_TASK:_ Could you print all the entries exactly?

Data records
────

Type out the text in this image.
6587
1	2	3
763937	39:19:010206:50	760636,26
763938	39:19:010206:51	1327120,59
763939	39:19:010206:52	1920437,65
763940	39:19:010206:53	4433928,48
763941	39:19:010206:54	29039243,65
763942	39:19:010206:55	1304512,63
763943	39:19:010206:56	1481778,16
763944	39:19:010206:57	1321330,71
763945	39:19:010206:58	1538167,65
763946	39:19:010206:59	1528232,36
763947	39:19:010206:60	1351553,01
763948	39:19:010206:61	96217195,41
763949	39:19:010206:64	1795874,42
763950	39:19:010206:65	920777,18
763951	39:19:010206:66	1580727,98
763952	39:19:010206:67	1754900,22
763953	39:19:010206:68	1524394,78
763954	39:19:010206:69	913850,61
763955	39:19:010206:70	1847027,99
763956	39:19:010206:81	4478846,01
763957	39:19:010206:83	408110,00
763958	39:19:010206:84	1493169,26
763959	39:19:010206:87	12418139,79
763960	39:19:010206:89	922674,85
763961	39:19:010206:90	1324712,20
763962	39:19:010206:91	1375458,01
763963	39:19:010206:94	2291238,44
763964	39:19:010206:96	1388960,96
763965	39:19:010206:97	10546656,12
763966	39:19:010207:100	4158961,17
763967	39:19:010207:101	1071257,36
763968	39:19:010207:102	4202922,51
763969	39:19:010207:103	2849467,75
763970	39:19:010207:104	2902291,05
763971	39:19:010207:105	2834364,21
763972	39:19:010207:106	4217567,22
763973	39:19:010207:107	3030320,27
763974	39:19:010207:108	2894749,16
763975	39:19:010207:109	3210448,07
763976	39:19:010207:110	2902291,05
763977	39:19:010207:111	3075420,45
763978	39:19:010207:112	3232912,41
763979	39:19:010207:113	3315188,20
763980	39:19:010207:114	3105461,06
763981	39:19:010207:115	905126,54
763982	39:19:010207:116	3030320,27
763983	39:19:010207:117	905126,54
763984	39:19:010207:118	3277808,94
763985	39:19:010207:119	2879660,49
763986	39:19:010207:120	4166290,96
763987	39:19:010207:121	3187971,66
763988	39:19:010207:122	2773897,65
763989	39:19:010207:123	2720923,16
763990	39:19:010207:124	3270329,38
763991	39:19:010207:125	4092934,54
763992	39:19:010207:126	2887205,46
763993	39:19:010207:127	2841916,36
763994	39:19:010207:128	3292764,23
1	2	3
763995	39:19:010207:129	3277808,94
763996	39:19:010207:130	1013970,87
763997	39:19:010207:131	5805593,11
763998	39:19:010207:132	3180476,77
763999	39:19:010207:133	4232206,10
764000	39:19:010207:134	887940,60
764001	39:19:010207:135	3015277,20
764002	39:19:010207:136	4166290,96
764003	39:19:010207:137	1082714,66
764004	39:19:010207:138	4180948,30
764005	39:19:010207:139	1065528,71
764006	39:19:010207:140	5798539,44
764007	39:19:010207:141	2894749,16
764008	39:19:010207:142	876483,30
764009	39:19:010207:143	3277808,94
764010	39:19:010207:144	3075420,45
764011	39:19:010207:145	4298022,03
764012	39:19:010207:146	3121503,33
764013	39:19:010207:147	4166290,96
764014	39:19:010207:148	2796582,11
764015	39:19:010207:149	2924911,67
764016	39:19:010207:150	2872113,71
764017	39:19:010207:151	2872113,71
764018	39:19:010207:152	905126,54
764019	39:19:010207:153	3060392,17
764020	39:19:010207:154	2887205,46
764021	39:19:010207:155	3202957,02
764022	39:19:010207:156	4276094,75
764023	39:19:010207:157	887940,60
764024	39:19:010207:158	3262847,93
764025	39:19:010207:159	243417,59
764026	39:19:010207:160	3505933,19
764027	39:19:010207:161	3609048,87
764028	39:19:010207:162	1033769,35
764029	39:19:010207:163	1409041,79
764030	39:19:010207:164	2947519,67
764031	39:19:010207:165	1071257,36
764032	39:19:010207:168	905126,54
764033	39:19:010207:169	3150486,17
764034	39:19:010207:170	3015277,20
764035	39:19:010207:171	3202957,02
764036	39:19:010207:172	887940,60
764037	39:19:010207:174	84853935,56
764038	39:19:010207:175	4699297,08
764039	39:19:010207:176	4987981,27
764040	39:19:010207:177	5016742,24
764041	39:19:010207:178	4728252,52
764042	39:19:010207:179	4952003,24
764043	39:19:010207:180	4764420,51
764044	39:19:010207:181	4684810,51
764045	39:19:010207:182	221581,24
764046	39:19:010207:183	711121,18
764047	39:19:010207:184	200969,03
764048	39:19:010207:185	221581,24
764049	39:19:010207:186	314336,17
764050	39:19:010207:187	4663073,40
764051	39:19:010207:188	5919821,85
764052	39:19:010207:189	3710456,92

────

_CORRECT RESULT:_
Type out the text in this image.
6587
1	2	3
763937	39:19:010206:50	760636,26
763938	39:19:010206:51	1327120,59
763939	39:19:010206:52	1920437,65
763940	39:19:010206:53	4433928,48
763941	39:19:010206:54	29039243,65
763942	39:19:010206:55	1304512,63
763943	39:19:010206:56	1481778,16
763944	39:19:010206:57	1321330,71
763945	39:19:010206:58	1538167,65
763946	39:19:010206:59	1528232,36
763947	39:19:010206:60	1351553,01
763948	39:19:010206:61	96217195,41
763949	39:19:010206:64	1795874,42
763950	39:19:010206:65	920777,18
763951	39:19:010206:66	1580727,98
763952	39:19:010206:67	1754900,22
763953	39:19:010206:68	1524394,78
763954	39:19:010206:69	913850,61
763955	39:19:010206:70	1847027,99
763956	39:19:010206:81	4478846,01
763957	39:19:010206:83	408110,00
763958	39:19:010206:84	1493169,26
763959	39:19:010206:87	12418139,79
763960	39:19:010206:89	922674,85
763961	39:19:010206:90	1324712,20
763962	39:19:010206:91	1375458,01
763963	39:19:010206:94	2291238,44
763964	39:19:010206:96	1388960,96
763965	39:19:010206:97	10546656,12
763966	39:19:010207:100	4158961,17
763967	39:19:010207:101	1071257,36
763968	39:19:010207:102	4202922,51
763969	39:19:010207:103	2849467,75
763970	39:19:010207:104	2902291,05
763971	39:19:010207:105	2834364,21
763972	39:19:010207:106	4217567,22
763973	39:19:010207:107	3030320,27
763974	39:19:010207:108	2894749,16
763975	39:19:010207:109	3210448,07
763976	39:19:010207:110	2902291,05
763977	39:19:010207:111	3075420,45
763978	39:19:010207:112	3232912,41
763979	39:19:010207:113	3315188,20
763980	39:19:010207:114	3105461,06
763981	39:19:010207:115	905126,54
763982	39:19:010207:116	3030320,27
763983	39:19:010207:117	905126,54
763984	39:19:010207:118	3277808,94
763985	39:19:010207:119	2879660,49
763986	39:19:010207:120	4166290,96
763987	39:19:010207:121	3187971,66
763988	39:19:010207:122	2773897,65
763989	39:19:010207:123	2720923,16
763990	39:19:010207:124	3270329,38
763991	39:19:010207:125	4092934,54
763992	39:19:010207:126	2887205,46
763993	39:19:010207:127	2841916,36
763994	39:19:010207:128	3292764,23
1	2	3
763995	39:19:010207:129	3277808,94
763996	39:19:010207:130	1013970,87
763997	39:19:010207:131	5805593,11
763998	39:19:010207:132	3180476,77
763999	39:19:010207:133	4232206,10
764000	39:19:010207:134	887940,60
764001	39:19:010207:135	3015277,20
764002	39:19:010207:136	4166290,96
764003	39:19:010207:137	1082714,66
764004	39:19:010207:138	4180948,30
764005	39:19:010207:139	1065528,71
764006	39:19:010207:140	5798539,44
764007	39:19:010207:141	2894749,16
764008	39:19:010207:142	876483,30
764009	39:19:010207:143	3277808,94
764010	39:19:010207:144	3075420,45
764011	39:19:010207:145	4298022,03
764012	39:19:010207:146	3121503,33
764013	39:19:010207:147	4166290,96
764014	39:19:010207:148	2796582,11
764015	39:19:010207:149	2924911,67
764016	39:19:010207:150	2872113,71
764017	39:19:010207:151	2872113,71
764018	39:19:010207:152	905126,54
764019	39:19:010207:153	3060392,17
764020	39:19:010207:154	2887205,46
764021	39:19:010207:155	3202957,02
764022	39:19:010207:156	4276094,75
764023	39:19:010207:157	887940,60
764024	39:19:010207:158	3262847,93
764025	39:19:010207:159	243417,59
764026	39:19:010207:160	3505933,19
764027	39:19:010207:161	3609048,87
764028	39:19:010207:162	1033769,35
764029	39:19:010207:163	1409041,79
764030	39:19:010207:164	2947519,67
764031	39:19:010207:165	1071257,36
764032	39:19:010207:168	905126,54
764033	39:19:010207:169	3150486,17
764034	39:19:010207:170	3015277,20
764035	39:19:010207:171	3202957,02
764036	39:19:010207:172	887940,60
764037	39:19:010207:174	84853935,56
764038	39:19:010207:175	4699297,08
764039	39:19:010207:176	4987981,27
764040	39:19:010207:177	5016742,24
764041	39:19:010207:178	4728252,52
764042	39:19:010207:179	4952003,24
764043	39:19:010207:180	4764420,51
764044	39:19:010207:181	4684810,51
764045	39:19:010207:182	221581,24
764046	39:19:010207:183	711121,18
764047	39:19:010207:184	200969,03
764048	39:19:010207:185	221581,24
764049	39:19:010207:186	314336,17
764050	39:19:010207:187	4663073,40
764051	39:19:010207:188	5919821,85
764052	39:19:010207:189	3710456,92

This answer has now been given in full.